### SHORT EXERCISE
Reproduce the entire listing word for word.

[Dataset items]
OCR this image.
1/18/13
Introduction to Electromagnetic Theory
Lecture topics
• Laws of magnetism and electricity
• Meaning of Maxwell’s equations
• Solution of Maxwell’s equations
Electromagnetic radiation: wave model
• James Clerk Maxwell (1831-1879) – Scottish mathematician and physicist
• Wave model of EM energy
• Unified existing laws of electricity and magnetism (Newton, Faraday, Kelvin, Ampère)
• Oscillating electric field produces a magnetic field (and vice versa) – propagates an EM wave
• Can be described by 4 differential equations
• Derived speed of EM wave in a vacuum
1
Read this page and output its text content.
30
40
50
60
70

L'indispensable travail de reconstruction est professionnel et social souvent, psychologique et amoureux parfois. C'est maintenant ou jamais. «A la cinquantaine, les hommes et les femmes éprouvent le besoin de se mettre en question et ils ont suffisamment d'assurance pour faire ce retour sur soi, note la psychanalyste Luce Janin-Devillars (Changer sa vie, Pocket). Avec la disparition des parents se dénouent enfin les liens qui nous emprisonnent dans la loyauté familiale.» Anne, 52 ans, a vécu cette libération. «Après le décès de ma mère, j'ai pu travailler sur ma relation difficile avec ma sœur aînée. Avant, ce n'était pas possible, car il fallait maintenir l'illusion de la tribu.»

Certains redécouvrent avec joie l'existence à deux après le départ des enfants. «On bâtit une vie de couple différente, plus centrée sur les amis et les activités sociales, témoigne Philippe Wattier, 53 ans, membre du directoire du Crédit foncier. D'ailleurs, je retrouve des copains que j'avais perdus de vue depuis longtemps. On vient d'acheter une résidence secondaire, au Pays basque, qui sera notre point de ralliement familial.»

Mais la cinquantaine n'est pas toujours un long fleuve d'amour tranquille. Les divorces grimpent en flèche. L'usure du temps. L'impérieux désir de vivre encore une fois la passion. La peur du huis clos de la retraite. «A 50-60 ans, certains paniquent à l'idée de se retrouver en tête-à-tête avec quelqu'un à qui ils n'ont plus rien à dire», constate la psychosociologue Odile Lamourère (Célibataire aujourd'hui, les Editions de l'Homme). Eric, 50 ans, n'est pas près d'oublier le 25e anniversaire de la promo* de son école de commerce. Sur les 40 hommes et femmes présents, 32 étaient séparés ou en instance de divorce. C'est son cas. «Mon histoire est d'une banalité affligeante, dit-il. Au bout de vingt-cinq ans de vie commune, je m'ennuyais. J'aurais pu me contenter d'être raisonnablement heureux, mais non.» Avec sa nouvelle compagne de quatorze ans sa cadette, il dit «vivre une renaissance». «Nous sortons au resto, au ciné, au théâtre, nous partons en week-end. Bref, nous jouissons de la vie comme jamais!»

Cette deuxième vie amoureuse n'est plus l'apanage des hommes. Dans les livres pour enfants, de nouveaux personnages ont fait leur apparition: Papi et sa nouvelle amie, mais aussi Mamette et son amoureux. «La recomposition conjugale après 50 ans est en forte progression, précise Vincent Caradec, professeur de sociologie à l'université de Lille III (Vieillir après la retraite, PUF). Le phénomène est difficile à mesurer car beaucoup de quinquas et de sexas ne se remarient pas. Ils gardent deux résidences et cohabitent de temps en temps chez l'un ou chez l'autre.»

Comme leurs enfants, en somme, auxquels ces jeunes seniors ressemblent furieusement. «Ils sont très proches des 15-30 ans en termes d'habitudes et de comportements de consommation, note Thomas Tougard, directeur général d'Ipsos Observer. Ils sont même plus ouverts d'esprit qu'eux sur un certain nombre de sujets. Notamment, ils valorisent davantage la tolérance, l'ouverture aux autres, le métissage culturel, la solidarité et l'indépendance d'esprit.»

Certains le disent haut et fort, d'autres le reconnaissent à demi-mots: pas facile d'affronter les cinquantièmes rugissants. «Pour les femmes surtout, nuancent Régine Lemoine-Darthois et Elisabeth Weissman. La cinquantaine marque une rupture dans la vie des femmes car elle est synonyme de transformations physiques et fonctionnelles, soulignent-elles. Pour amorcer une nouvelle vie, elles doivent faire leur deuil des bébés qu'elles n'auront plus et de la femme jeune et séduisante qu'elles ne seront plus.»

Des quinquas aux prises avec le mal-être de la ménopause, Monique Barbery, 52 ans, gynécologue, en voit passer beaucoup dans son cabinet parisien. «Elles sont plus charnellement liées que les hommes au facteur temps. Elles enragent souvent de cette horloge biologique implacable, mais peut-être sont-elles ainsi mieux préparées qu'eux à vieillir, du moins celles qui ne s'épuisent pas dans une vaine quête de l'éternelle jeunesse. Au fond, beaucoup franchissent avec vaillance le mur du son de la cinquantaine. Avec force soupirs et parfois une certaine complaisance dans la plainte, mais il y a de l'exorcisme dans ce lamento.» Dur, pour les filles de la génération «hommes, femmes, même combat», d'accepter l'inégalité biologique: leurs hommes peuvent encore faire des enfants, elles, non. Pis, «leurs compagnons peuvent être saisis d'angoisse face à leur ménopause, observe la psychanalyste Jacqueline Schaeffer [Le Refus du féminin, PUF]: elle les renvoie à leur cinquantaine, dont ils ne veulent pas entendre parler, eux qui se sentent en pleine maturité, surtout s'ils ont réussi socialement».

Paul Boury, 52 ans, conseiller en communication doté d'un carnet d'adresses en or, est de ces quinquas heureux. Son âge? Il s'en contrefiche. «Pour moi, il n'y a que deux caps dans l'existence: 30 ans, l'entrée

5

### THE RESULT
OCR this image.
1/18/13
Introduction to Electromagnetic Theory
Lecture topics
• Laws of magnetism and electricity
• Meaning of Maxwell’s equations
• Solution of Maxwell’s equations
Electromagnetic radiation: wave model
• James Clerk Maxwell (1831-1879) – Scottish mathematician and physicist
• Wave model of EM energy
• Unified existing laws of electricity and magnetism (Newton, Faraday, Kelvin, Ampère)
• Oscillating electric field produces a magnetic field (and vice versa) – propagates an EM wave
• Can be described by 4 differential equations
• Derived speed of EM wave in a vacuum
1
Read this page and output its text content.
30
40
50
60
70

L'indispensable travail de reconstruction est professionnel et social souvent, psychologique et amoureux parfois. C'est maintenant ou jamais. «A la cinquantaine, les hommes et les femmes éprouvent le besoin de se mettre en question et ils ont suffisamment d'assurance pour faire ce retour sur soi, note la psychanalyste Luce Janin-Devillars (Changer sa vie, Pocket). Avec la disparition des parents se dénouent enfin les liens qui nous emprisonnent dans la loyauté familiale.» Anne, 52 ans, a vécu cette libération. «Après le décès de ma mère, j'ai pu travailler sur ma relation difficile avec ma sœur aînée. Avant, ce n'était pas possible, car il fallait maintenir l'illusion de la tribu.»

Certains redécouvrent avec joie l'existence à deux après le départ des enfants. «On bâtit une vie de couple différente, plus centrée sur les amis et les activités sociales, témoigne Philippe Wattier, 53 ans, membre du directoire du Crédit foncier. D'ailleurs, je retrouve des copains que j'avais perdus de vue depuis longtemps. On vient d'acheter une résidence secondaire, au Pays basque, qui sera notre point de ralliement familial.»

Mais la cinquantaine n'est pas toujours un long fleuve d'amour tranquille. Les divorces grimpent en flèche. L'usure du temps. L'impérieux désir de vivre encore une fois la passion. La peur du huis clos de la retraite. «A 50-60 ans, certains paniquent à l'idée de se retrouver en tête-à-tête avec quelqu'un à qui ils n'ont plus rien à dire», constate la psychosociologue Odile Lamourère (Célibataire aujourd'hui, les Editions de l'Homme). Eric, 50 ans, n'est pas près d'oublier le 25e anniversaire de la promo* de son école de commerce. Sur les 40 hommes et femmes présents, 32 étaient séparés ou en instance de divorce. C'est son cas. «Mon histoire est d'une banalité affligeante, dit-il. Au bout de vingt-cinq ans de vie commune, je m'ennuyais. J'aurais pu me contenter d'être raisonnablement heureux, mais non.» Avec sa nouvelle compagne de quatorze ans sa cadette, il dit «vivre une renaissance». «Nous sortons au resto, au ciné, au théâtre, nous partons en week-end. Bref, nous jouissons de la vie comme jamais!»

Cette deuxième vie amoureuse n'est plus l'apanage des hommes. Dans les livres pour enfants, de nouveaux personnages ont fait leur apparition: Papi et sa nouvelle amie, mais aussi Mamette et son amoureux. «La recomposition conjugale après 50 ans est en forte progression, précise Vincent Caradec, professeur de sociologie à l'université de Lille III (Vieillir après la retraite, PUF). Le phénomène est difficile à mesurer car beaucoup de quinquas et de sexas ne se remarient pas. Ils gardent deux résidences et cohabitent de temps en temps chez l'un ou chez l'autre.»

Comme leurs enfants, en somme, auxquels ces jeunes seniors ressemblent furieusement. «Ils sont très proches des 15-30 ans en termes d'habitudes et de comportements de consommation, note Thomas Tougard, directeur général d'Ipsos Observer. Ils sont même plus ouverts d'esprit qu'eux sur un certain nombre de sujets. Notamment, ils valorisent davantage la tolérance, l'ouverture aux autres, le métissage culturel, la solidarité et l'indépendance d'esprit.»

Certains le disent haut et fort, d'autres le reconnaissent à demi-mots: pas facile d'affronter les cinquantièmes rugissants. «Pour les femmes surtout, nuancent Régine Lemoine-Darthois et Elisabeth Weissman. La cinquantaine marque une rupture dans la vie des femmes car elle est synonyme de transformations physiques et fonctionnelles, soulignent-elles. Pour amorcer une nouvelle vie, elles doivent faire leur deuil des bébés qu'elles n'auront plus et de la femme jeune et séduisante qu'elles ne seront plus.»

Des quinquas aux prises avec le mal-être de la ménopause, Monique Barbery, 52 ans, gynécologue, en voit passer beaucoup dans son cabinet parisien. «Elles sont plus charnellement liées que les hommes au facteur temps. Elles enragent souvent de cette horloge biologique implacable, mais peut-être sont-elles ainsi mieux préparées qu'eux à vieillir, du moins celles qui ne s'épuisent pas dans une vaine quête de l'éternelle jeunesse. Au fond, beaucoup franchissent avec vaillance le mur du son de la cinquantaine. Avec force soupirs et parfois une certaine complaisance dans la plainte, mais il y a de l'exorcisme dans ce lamento.» Dur, pour les filles de la génération «hommes, femmes, même combat», d'accepter l'inégalité biologique: leurs hommes peuvent encore faire des enfants, elles, non. Pis, «leurs compagnons peuvent être saisis d'angoisse face à leur ménopause, observe la psychanalyste Jacqueline Schaeffer [Le Refus du féminin, PUF]: elle les renvoie à leur cinquantaine, dont ils ne veulent pas entendre parler, eux qui se sentent en pleine maturité, surtout s'ils ont réussi socialement».

Paul Boury, 52 ans, conseiller en communication doté d'un carnet d'adresses en or, est de ces quinquas heureux. Son âge? Il s'en contrefiche. «Pour moi, il n'y a que deux caps dans l'existence: 30 ans, l'entrée

5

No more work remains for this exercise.